>> START Supplied data

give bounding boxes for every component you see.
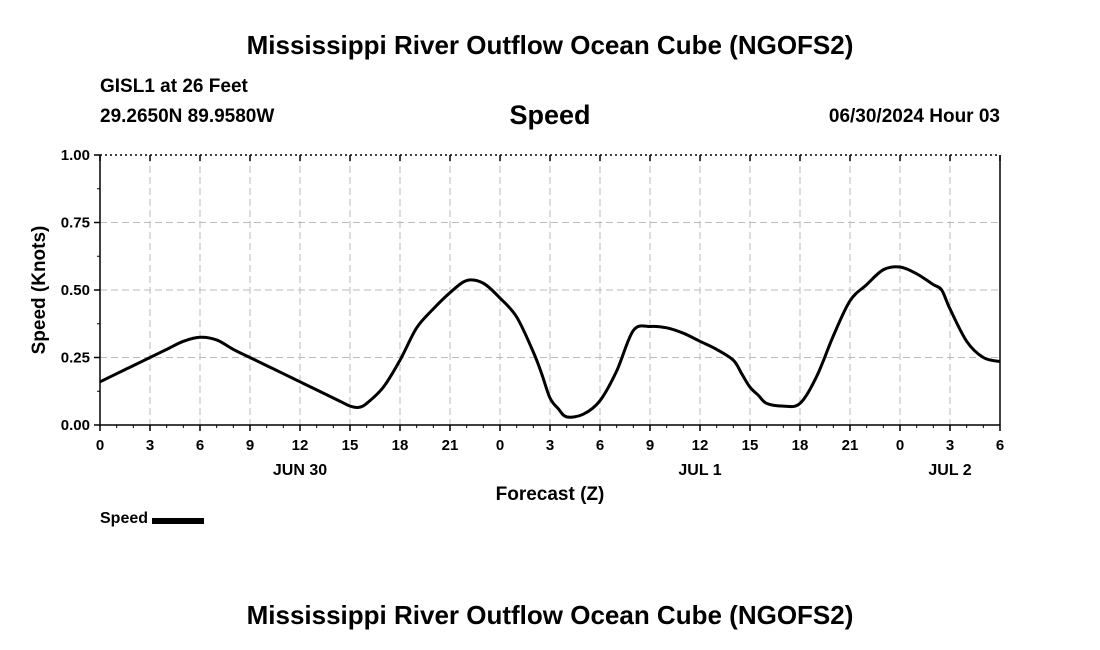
y-tick-label: 1.00: [61, 147, 90, 164]
station-coordinates: 29.2650N 89.9580W: [100, 106, 275, 127]
x-tick-label: 21: [442, 437, 459, 454]
variable-title: Speed: [509, 100, 591, 130]
x-tick-label: 9: [646, 437, 654, 454]
x-tick-label: 12: [692, 437, 709, 454]
x-tick-label: 12: [292, 437, 309, 454]
date-label: JUN 30: [273, 462, 327, 479]
x-tick-label: 0: [96, 437, 104, 454]
x-tick-label: 3: [946, 437, 954, 454]
x-tick-label: 9: [246, 437, 254, 454]
x-tick-label: 6: [196, 437, 204, 454]
x-tick-label: 3: [146, 437, 154, 454]
y-tick-label: 0.50: [61, 282, 90, 299]
footer-title: Mississippi River Outflow Ocean Cube (NG…: [246, 600, 854, 630]
x-tick-label: 21: [842, 437, 859, 454]
x-tick-label: 3: [546, 437, 554, 454]
y-tick-label: 0.75: [61, 215, 90, 232]
date-label: JUL 2: [928, 462, 971, 479]
x-tick-label: 6: [596, 437, 604, 454]
x-tick-label: 18: [392, 437, 409, 454]
x-tick-label: 15: [342, 437, 359, 454]
x-tick-label: 0: [896, 437, 904, 454]
forecast-datetime: 06/30/2024 Hour 03: [828, 106, 1000, 127]
chart-title: Mississippi River Outflow Ocean Cube (NG…: [246, 30, 854, 60]
x-tick-label: 6: [996, 437, 1004, 454]
y-tick-label: 0.25: [61, 350, 90, 367]
x-tick-label: 15: [742, 437, 759, 454]
legend-label: Speed: [100, 510, 149, 527]
y-tick-label: 0.00: [61, 417, 90, 434]
legend-swatch: [152, 517, 205, 524]
y-axis-title: Speed (Knots): [29, 226, 50, 355]
station-name: GISL1 at 26 Feet: [100, 76, 248, 97]
legend: Speed: [100, 510, 205, 528]
date-label: JUL 1: [678, 462, 721, 479]
series-line-speed: [99, 265, 1001, 419]
x-axis-title: Forecast (Z): [496, 484, 605, 505]
x-tick-label: 18: [792, 437, 809, 454]
x-tick-label: 0: [496, 437, 504, 454]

>> END Supplied data

Convert the lines above into a Markdown table with the columns Row and Line, one line per row, numbered in order. Skip blank lines and the picture.

**Answer to the task**
| Row | Line |
|---|---|
| 1 | give bounding boxes for every component you see. |
| 2 | y-tick-label: 1.00: [61, 147, 90, 164] |
| 3 | station-coordinates: 29.2650N 89.9580W: [100, 106, 275, 127] |
| 4 | x-tick-label: 21: [442, 437, 459, 454] |
| 5 | variable-title: Speed: [509, 100, 591, 130] |
| 6 | x-tick-label: 9: [646, 437, 654, 454] |
| 7 | x-tick-label: 12: [692, 437, 709, 454] |
| 8 | x-tick-label: 12: [292, 437, 309, 454] |
| 9 | date-label: JUN 30: [273, 462, 327, 479] |
| 10 | x-tick-label: 0: [96, 437, 104, 454] |
| 11 | x-tick-label: 3: [946, 437, 954, 454] |
| 12 | x-tick-label: 9: [246, 437, 254, 454] |
| 13 | x-tick-label: 6: [196, 437, 204, 454] |
| 14 | x-tick-label: 3: [146, 437, 154, 454] |
| 15 | y-tick-label: 0.50: [61, 282, 90, 299] |
| 16 | footer-title: Mississippi River Outflow Ocean Cube (NG…: [246, 600, 854, 630] |
| 17 | x-tick-label: 21: [842, 437, 859, 454] |
| 18 | x-tick-label: 3: [546, 437, 554, 454] |
| 19 | y-tick-label: 0.75: [61, 215, 90, 232] |
| 20 | date-label: JUL 2: [928, 462, 971, 479] |
| 21 | x-tick-label: 6: [596, 437, 604, 454] |
| 22 | x-tick-label: 18: [392, 437, 409, 454] |
| 23 | x-tick-label: 15: [342, 437, 359, 454] |
| 24 | x-tick-label: 0: [896, 437, 904, 454] |
| 25 | forecast-datetime: 06/30/2024 Hour 03: [828, 106, 1000, 127] |
| 26 | chart-title: Mississippi River Outflow Ocean Cube (NG…: [246, 30, 854, 60] |
| 27 | x-tick-label: 6: [996, 437, 1004, 454] |
| 28 | y-tick-label: 0.25: [61, 350, 90, 367] |
| 29 | x-tick-label: 15: [742, 437, 759, 454] |
| 30 | legend-label: Speed: [100, 510, 149, 527] |
| 31 | y-tick-label: 0.00: [61, 417, 90, 434] |
| 32 | legend-swatch: [152, 517, 205, 524] |
| 33 | y-axis-title: Speed (Knots): [29, 226, 50, 355] |
| 34 | station-name: GISL1 at 26 Feet: [100, 76, 248, 97] |
| 35 | legend: Speed: [100, 510, 205, 528] |
| 36 | date-label: JUL 1: [678, 462, 721, 479] |
| 37 | series-line-speed: [99, 265, 1001, 419] |
| 38 | x-axis-title: Forecast (Z): [496, 484, 605, 505] |
| 39 | x-tick-label: 18: [792, 437, 809, 454] |
| 40 | x-tick-label: 0: [496, 437, 504, 454] |